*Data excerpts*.
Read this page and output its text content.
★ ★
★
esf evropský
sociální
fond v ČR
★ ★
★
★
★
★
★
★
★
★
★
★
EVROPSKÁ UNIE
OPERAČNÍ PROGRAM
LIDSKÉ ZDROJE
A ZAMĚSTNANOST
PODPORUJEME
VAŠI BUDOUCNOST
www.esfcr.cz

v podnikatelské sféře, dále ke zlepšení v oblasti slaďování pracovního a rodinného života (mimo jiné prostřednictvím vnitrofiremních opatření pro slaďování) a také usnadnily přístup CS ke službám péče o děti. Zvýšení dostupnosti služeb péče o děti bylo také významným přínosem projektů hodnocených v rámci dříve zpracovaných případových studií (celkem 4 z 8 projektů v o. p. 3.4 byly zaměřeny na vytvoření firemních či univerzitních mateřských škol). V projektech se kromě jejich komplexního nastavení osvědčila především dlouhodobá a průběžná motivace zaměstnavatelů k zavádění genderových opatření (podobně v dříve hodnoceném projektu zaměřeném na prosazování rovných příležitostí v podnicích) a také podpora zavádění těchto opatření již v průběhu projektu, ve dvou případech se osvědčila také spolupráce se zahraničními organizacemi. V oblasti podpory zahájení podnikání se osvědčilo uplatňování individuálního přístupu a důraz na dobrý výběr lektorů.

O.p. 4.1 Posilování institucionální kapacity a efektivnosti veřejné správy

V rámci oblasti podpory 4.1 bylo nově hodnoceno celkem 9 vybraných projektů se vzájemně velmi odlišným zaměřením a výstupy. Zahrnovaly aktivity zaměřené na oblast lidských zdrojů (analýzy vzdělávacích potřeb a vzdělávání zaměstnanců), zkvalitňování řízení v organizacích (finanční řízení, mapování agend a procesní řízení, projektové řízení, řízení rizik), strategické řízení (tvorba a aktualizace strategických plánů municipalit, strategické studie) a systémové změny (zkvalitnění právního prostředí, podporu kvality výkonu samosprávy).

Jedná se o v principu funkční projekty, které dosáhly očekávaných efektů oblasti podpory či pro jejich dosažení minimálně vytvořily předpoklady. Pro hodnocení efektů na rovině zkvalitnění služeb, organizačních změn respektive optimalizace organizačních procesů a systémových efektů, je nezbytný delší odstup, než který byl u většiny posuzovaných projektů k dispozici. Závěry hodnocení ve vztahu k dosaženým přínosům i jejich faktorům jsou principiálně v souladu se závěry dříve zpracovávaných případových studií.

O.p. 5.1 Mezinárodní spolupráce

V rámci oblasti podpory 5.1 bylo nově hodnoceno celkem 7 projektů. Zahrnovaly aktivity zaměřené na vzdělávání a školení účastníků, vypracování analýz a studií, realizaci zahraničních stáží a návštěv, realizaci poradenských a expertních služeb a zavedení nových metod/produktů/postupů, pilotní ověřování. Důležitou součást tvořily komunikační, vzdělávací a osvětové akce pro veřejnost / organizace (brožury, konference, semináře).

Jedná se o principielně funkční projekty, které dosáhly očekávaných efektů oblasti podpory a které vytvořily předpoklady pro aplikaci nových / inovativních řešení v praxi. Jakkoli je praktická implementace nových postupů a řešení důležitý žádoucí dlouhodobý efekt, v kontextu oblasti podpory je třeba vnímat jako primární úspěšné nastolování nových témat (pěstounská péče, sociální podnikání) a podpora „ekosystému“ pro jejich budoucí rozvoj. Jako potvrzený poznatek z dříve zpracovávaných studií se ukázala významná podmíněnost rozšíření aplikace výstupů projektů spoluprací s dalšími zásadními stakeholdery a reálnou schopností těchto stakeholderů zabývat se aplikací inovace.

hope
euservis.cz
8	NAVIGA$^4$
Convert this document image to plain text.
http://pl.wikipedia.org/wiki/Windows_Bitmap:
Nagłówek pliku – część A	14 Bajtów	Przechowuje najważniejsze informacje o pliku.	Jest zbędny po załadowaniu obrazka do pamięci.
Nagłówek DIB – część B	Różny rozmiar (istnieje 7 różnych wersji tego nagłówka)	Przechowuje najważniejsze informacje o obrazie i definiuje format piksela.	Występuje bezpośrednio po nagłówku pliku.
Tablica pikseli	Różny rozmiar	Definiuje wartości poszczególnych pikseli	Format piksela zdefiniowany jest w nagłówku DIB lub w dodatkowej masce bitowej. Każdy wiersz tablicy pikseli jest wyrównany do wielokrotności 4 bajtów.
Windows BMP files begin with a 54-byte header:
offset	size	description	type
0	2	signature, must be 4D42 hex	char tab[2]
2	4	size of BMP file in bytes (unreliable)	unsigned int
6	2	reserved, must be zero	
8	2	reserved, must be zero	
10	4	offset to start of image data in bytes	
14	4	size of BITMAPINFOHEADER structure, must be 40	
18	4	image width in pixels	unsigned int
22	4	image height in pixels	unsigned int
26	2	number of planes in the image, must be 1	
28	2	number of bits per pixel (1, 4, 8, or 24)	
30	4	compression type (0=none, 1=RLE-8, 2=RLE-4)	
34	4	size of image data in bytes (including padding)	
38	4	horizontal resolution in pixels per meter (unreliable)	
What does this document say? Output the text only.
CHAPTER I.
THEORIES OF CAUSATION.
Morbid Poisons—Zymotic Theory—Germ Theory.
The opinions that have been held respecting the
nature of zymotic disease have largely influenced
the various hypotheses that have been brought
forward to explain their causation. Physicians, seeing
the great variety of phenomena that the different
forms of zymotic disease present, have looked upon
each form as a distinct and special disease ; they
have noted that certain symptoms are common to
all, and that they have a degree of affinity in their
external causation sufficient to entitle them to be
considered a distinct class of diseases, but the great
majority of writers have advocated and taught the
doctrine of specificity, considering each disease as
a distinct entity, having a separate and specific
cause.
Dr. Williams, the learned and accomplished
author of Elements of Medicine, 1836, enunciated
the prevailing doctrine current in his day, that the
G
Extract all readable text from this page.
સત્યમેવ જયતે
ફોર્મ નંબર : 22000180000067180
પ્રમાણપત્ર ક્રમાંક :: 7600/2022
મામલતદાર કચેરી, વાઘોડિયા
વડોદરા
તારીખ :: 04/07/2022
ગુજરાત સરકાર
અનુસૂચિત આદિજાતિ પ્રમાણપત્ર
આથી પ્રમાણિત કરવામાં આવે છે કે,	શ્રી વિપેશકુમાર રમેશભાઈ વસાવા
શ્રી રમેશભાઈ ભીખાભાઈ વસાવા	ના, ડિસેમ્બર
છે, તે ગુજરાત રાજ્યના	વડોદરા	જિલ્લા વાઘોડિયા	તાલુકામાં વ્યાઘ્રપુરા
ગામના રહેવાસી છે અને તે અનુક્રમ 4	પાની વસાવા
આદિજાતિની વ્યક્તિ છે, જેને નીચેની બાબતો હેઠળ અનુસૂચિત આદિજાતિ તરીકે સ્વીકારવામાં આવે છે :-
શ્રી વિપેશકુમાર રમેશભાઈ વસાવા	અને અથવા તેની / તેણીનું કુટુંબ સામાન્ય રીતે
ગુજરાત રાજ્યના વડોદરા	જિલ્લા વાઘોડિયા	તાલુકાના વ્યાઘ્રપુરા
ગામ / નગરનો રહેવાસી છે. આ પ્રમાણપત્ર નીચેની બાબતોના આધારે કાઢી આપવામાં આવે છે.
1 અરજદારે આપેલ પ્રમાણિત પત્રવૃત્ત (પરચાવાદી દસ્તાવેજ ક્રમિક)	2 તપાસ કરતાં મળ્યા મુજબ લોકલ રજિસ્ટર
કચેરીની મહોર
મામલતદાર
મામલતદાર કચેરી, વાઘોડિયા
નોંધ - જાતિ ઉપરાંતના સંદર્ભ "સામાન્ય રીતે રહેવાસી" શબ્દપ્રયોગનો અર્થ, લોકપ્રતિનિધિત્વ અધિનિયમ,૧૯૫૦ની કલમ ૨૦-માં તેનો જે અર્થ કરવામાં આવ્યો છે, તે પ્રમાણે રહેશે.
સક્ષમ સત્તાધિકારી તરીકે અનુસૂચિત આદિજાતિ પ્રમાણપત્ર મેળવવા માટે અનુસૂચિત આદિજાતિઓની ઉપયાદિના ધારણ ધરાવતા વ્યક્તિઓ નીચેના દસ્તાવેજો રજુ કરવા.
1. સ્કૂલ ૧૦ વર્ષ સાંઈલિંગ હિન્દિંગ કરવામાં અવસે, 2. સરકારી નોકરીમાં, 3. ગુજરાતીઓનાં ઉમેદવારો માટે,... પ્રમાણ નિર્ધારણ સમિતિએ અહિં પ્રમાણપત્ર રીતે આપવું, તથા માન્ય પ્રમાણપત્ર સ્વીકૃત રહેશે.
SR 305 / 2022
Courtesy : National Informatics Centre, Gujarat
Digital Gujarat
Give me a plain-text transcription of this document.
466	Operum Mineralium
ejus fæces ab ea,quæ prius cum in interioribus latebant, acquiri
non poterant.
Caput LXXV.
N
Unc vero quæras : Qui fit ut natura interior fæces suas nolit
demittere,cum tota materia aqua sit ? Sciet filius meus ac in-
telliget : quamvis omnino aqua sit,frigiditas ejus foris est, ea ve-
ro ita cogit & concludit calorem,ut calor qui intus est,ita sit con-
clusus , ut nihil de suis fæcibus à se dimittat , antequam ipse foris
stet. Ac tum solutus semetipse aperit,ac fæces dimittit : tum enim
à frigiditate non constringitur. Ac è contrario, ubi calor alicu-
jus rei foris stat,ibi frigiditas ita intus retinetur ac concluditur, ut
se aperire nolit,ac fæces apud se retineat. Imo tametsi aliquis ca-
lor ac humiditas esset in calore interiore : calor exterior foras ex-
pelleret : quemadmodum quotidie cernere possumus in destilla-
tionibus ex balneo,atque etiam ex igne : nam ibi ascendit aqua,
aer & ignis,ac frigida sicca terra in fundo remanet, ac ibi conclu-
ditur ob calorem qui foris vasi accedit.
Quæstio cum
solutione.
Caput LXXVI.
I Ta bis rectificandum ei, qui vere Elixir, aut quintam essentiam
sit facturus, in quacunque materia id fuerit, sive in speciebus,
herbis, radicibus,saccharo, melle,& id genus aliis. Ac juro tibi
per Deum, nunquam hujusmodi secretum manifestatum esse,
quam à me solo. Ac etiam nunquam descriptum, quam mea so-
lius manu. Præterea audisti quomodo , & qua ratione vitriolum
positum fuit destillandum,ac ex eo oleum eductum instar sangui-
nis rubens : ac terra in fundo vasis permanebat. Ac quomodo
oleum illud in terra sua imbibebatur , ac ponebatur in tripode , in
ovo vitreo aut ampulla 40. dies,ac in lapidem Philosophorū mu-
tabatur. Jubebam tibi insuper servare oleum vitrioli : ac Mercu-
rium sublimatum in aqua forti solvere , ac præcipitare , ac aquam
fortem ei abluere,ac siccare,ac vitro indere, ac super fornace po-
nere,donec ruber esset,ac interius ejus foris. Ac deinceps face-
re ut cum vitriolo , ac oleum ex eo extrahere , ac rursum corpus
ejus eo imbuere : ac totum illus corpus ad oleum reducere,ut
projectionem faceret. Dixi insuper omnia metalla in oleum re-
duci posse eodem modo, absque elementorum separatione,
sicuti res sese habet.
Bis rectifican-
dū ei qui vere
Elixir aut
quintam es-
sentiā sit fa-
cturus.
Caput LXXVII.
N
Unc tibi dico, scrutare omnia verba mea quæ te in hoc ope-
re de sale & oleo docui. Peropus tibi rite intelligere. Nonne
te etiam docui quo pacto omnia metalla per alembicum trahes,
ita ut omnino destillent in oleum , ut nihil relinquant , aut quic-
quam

*Objective*. Which lines above hold the word "nunquam"? Copy each of them.

*Solution to the exercise*.
per Deum, nunquam hujusmodi secretum manifestatum esse,
quam à me solo. Ac etiam nunquam descriptum, quam mea so-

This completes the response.